- **WRITTEN INSTRUCTION**:
Locate every line that holds the string "Субсидии" and copy it.
* begin EXERCISE MATERIAL *
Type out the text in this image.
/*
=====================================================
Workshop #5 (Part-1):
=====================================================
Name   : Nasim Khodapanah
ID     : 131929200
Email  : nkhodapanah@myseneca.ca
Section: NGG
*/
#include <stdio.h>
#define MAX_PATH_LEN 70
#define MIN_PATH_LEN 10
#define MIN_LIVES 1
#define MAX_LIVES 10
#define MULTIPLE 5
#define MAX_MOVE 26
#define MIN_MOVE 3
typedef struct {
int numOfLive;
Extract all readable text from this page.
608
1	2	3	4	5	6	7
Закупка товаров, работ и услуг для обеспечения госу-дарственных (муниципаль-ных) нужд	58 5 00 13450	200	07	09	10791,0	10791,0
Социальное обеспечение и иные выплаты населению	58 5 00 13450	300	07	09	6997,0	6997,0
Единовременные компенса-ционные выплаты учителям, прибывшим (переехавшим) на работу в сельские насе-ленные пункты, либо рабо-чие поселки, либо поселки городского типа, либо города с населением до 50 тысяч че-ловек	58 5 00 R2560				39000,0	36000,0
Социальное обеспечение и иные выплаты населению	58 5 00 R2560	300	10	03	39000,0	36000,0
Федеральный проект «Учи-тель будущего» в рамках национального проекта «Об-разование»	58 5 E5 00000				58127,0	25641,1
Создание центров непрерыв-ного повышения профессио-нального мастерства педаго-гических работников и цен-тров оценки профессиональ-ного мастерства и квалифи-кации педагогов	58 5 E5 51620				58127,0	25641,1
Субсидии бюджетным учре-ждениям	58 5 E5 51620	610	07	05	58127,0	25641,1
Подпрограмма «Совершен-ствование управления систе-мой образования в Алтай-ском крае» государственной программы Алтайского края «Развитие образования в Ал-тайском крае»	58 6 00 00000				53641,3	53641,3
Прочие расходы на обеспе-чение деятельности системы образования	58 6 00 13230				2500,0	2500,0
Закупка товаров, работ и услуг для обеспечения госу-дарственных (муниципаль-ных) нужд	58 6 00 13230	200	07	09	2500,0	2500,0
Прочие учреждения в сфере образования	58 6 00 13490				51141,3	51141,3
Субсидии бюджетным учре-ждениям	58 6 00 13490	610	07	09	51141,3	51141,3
* end EXERCISE MATERIAL *
- **ANSWER TO THIS EXERCISE**:
Субсидии бюджетным учре-ждениям	58 5 E5 51620	610	07	05	58127,0	25641,1
Субсидии бюджетным учре-ждениям	58 6 00 13490	610	07	09	51141,3	51141,3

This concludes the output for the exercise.